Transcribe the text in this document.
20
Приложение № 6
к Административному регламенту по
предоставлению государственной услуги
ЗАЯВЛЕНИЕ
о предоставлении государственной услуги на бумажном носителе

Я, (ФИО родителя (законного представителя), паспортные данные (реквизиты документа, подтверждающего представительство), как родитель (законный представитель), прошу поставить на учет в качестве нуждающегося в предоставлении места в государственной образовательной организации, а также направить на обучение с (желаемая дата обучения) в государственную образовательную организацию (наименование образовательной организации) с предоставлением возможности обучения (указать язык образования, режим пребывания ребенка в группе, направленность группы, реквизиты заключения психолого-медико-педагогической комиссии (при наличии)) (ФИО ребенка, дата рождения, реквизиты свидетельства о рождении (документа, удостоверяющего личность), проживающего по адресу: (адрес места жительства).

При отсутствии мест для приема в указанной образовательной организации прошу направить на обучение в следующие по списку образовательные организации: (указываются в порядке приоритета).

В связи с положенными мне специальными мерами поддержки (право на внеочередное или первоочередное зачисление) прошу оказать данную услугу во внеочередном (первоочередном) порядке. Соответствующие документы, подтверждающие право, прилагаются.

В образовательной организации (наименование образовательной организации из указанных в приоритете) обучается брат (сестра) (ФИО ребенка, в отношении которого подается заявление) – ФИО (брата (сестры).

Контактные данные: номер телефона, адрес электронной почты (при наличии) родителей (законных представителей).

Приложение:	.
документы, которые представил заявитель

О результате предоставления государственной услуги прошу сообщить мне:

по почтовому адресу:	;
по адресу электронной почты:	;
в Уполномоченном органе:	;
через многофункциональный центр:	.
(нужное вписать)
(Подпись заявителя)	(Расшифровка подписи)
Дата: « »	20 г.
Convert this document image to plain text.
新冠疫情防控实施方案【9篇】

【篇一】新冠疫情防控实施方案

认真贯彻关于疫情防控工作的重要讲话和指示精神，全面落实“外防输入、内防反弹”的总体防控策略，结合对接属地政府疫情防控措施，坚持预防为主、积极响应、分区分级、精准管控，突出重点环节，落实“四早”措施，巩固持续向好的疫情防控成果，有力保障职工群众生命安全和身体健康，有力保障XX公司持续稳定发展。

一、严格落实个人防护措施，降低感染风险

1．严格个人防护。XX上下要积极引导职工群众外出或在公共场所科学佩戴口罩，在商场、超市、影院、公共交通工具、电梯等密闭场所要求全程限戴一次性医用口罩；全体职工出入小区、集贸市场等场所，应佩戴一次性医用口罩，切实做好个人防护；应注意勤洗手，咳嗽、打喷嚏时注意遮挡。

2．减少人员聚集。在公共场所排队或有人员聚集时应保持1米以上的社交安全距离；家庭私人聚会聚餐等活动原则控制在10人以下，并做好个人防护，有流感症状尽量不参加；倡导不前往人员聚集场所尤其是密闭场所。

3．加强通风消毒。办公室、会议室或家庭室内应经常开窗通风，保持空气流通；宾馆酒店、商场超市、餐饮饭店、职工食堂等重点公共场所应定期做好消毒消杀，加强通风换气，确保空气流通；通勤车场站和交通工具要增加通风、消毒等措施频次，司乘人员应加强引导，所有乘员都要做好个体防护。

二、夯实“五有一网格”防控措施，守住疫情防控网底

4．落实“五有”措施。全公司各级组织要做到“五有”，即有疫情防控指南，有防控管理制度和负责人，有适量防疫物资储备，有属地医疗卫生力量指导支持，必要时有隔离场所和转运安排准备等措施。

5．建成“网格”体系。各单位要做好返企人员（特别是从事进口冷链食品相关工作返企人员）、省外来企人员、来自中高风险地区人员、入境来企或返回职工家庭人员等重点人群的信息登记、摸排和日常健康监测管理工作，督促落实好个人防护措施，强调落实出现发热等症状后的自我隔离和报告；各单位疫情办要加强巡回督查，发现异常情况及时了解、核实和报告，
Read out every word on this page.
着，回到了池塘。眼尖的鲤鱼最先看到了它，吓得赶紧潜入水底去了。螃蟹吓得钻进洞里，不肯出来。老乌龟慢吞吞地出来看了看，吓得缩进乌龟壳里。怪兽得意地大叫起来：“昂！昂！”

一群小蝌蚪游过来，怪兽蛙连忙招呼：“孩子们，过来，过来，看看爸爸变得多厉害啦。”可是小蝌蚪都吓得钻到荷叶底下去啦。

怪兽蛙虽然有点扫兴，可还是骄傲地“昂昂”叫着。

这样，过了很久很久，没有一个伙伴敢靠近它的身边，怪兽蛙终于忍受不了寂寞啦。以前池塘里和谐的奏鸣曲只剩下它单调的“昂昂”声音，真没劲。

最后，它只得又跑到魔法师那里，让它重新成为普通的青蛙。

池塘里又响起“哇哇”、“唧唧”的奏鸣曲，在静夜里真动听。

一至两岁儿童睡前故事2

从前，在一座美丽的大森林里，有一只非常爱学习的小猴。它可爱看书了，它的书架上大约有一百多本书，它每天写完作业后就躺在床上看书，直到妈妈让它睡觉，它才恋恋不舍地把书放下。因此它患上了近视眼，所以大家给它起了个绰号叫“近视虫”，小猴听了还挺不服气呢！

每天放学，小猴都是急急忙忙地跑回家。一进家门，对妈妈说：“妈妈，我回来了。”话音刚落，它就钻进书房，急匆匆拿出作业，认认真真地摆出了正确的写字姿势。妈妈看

Objective
Beginning at the line where "Read out every word on this page." appears, extract each line through the end of the data above; keep them exact and include nothing else.

Answer to this task
Read out every word on this page.
着，回到了池塘。眼尖的鲤鱼最先看到了它，吓得赶紧潜入水底去了。螃蟹吓得钻进洞里，不肯出来。老乌龟慢吞吞地出来看了看，吓得缩进乌龟壳里。怪兽得意地大叫起来：“昂！昂！”

一群小蝌蚪游过来，怪兽蛙连忙招呼：“孩子们，过来，过来，看看爸爸变得多厉害啦。”可是小蝌蚪都吓得钻到荷叶底下去啦。

怪兽蛙虽然有点扫兴，可还是骄傲地“昂昂”叫着。

这样，过了很久很久，没有一个伙伴敢靠近它的身边，怪兽蛙终于忍受不了寂寞啦。以前池塘里和谐的奏鸣曲只剩下它单调的“昂昂”声音，真没劲。

最后，它只得又跑到魔法师那里，让它重新成为普通的青蛙。

池塘里又响起“哇哇”、“唧唧”的奏鸣曲，在静夜里真动听。

一至两岁儿童睡前故事2

从前，在一座美丽的大森林里，有一只非常爱学习的小猴。它可爱看书了，它的书架上大约有一百多本书，它每天写完作业后就躺在床上看书，直到妈妈让它睡觉，它才恋恋不舍地把书放下。因此它患上了近视眼，所以大家给它起了个绰号叫“近视虫”，小猴听了还挺不服气呢！

每天放学，小猴都是急急忙忙地跑回家。一进家门，对妈妈说：“妈妈，我回来了。”话音刚落，它就钻进书房，急匆匆拿出作业，认认真真地摆出了正确的写字姿势。妈妈看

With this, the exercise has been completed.